Report, as a bare number, how many lines of the material below contain the word "JSON".

Begin Data for processing

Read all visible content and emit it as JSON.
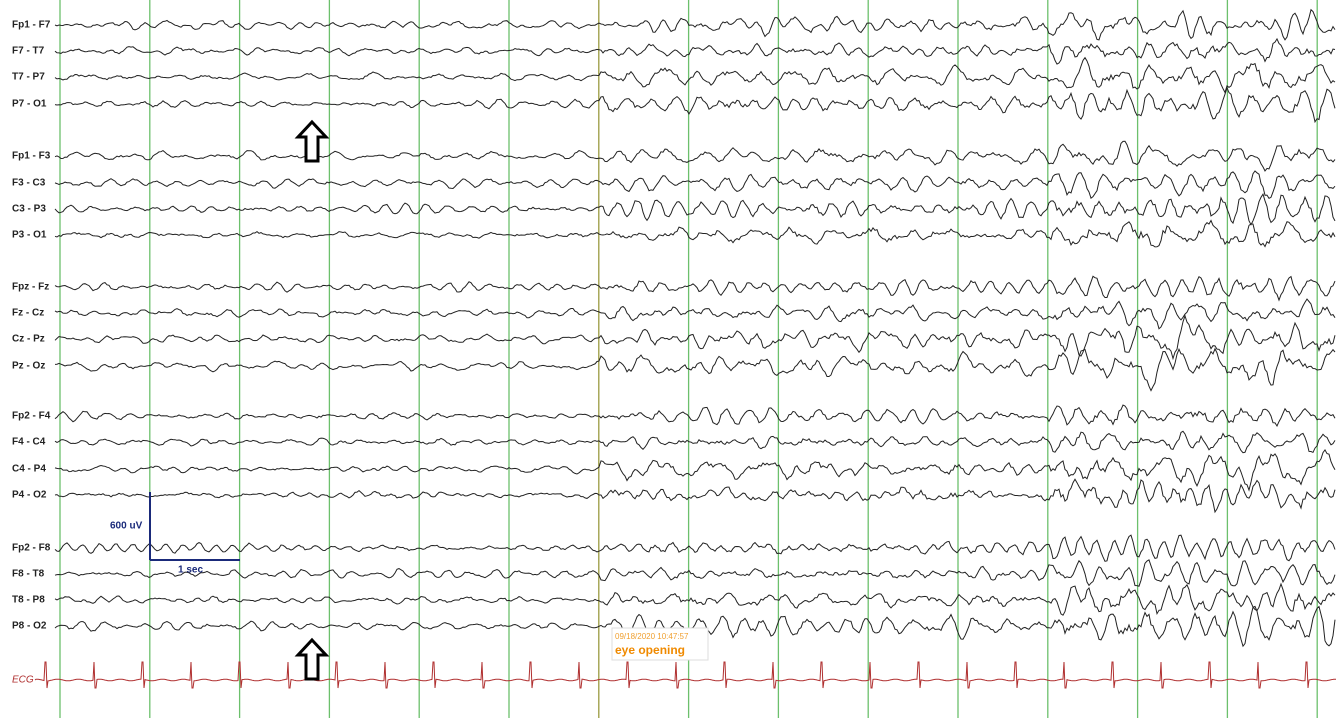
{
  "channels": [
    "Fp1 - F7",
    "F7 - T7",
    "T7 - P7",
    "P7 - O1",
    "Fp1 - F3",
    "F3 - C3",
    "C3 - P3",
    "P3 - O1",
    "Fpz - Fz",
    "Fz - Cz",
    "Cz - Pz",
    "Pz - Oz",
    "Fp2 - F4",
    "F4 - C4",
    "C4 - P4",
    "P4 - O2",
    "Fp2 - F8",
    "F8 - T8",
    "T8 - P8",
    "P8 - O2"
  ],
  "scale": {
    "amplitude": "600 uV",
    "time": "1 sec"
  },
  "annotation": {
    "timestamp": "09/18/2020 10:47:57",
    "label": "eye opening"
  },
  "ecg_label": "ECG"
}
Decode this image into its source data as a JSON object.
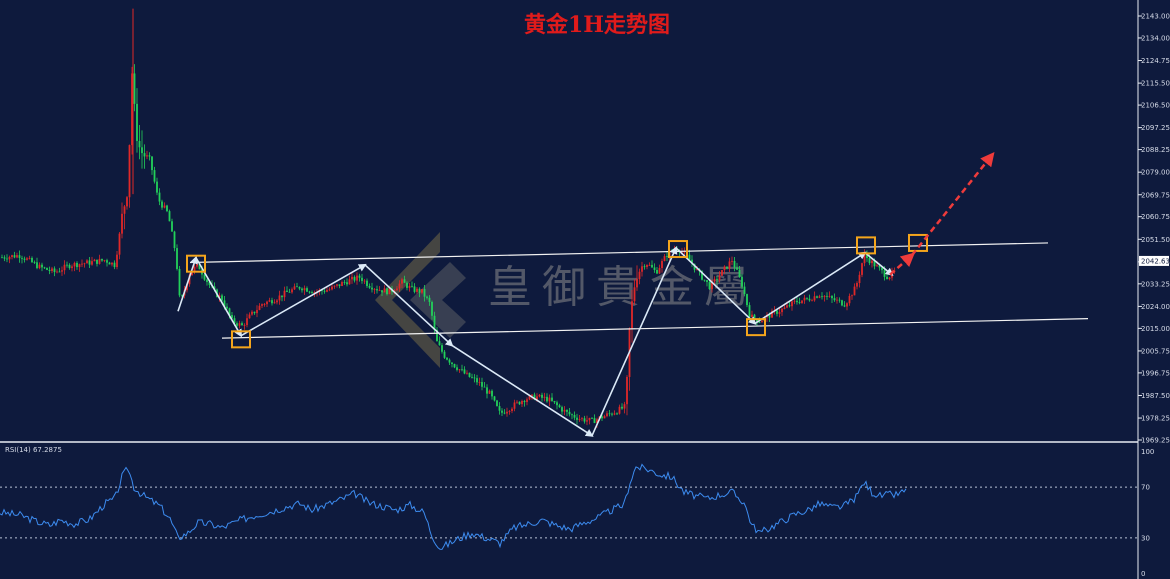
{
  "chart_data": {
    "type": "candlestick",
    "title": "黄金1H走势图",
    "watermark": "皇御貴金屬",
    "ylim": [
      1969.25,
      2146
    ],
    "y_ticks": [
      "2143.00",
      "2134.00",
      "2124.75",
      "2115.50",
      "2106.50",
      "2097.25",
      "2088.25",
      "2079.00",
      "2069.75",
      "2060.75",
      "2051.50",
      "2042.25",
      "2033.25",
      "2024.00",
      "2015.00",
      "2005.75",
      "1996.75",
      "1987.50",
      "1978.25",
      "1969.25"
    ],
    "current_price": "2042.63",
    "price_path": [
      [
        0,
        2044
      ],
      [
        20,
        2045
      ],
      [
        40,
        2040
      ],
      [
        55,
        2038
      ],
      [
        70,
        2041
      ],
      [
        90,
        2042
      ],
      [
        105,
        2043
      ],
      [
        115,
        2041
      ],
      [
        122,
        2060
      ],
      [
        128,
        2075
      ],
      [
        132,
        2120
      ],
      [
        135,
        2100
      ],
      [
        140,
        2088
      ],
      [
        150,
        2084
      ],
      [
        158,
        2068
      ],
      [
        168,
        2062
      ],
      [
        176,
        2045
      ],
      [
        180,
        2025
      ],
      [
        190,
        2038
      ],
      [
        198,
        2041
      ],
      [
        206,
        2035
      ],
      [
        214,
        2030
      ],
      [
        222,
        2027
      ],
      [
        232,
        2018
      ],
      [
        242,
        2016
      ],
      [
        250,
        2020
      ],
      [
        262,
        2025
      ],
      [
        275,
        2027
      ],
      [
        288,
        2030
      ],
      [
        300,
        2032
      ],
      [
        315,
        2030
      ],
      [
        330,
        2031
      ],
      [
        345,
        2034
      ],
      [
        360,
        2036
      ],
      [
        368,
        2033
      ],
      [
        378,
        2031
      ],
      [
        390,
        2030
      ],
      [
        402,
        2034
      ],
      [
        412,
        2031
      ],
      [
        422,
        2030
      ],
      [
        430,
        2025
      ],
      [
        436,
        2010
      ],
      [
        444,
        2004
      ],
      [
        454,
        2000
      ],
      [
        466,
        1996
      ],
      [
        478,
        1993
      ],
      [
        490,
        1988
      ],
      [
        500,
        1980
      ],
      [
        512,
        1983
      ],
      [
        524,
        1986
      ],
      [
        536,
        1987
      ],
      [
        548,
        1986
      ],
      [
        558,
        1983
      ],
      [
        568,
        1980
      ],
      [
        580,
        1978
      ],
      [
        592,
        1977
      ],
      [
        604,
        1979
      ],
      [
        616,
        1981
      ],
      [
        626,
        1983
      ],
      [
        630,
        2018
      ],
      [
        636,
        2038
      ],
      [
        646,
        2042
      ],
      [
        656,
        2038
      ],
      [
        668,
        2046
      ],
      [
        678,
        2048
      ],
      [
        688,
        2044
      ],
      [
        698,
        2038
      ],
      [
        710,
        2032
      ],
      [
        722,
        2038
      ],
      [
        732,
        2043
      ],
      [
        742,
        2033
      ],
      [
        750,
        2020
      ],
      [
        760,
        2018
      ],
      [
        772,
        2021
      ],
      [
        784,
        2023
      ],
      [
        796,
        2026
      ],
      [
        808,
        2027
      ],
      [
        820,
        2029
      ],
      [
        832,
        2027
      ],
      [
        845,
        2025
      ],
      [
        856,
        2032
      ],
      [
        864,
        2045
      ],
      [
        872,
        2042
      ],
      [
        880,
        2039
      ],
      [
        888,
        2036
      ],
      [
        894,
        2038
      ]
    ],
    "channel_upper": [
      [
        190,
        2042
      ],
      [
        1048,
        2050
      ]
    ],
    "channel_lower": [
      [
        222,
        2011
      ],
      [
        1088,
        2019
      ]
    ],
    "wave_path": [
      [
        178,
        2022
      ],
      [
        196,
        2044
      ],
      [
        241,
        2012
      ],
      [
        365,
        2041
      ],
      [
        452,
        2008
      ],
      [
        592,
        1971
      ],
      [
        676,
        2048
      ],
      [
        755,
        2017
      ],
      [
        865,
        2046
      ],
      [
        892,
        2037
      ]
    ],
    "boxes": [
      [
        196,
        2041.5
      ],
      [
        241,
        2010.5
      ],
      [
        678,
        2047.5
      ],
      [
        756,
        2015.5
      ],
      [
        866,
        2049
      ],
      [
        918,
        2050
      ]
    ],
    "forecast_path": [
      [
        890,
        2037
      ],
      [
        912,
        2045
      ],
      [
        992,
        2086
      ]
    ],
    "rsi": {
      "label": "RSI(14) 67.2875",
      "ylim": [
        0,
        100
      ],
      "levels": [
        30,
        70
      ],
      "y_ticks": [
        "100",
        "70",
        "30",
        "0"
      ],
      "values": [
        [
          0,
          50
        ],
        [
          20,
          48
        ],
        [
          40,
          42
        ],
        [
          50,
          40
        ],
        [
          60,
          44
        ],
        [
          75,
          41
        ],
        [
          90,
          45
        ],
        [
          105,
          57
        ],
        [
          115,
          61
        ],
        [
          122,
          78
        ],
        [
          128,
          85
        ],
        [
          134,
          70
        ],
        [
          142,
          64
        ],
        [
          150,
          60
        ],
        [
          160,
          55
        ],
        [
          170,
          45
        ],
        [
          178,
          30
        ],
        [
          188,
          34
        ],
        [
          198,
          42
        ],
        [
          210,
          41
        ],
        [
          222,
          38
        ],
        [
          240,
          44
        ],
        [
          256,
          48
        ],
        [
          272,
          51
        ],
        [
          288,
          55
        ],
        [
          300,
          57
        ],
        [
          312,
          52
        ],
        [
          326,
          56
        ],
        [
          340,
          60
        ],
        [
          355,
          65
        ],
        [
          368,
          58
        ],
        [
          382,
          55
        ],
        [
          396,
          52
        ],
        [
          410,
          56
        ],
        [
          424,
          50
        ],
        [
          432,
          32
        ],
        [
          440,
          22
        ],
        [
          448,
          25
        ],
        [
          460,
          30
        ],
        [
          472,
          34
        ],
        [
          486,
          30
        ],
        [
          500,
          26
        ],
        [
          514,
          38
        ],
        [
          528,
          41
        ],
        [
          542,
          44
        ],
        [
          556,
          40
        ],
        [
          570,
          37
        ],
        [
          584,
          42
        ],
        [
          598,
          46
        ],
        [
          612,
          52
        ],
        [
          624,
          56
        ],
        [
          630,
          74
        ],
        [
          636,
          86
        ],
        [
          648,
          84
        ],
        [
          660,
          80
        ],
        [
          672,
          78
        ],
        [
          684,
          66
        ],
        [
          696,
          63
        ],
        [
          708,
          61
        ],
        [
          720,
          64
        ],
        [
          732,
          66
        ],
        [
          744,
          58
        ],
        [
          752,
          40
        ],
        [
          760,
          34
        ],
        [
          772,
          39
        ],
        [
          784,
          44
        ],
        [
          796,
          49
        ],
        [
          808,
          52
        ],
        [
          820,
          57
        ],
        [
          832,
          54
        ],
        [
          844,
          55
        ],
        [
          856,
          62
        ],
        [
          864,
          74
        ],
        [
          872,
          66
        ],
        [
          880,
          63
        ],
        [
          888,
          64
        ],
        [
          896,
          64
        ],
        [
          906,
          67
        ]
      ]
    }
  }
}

End Data for processing

* _Exercise answer_
2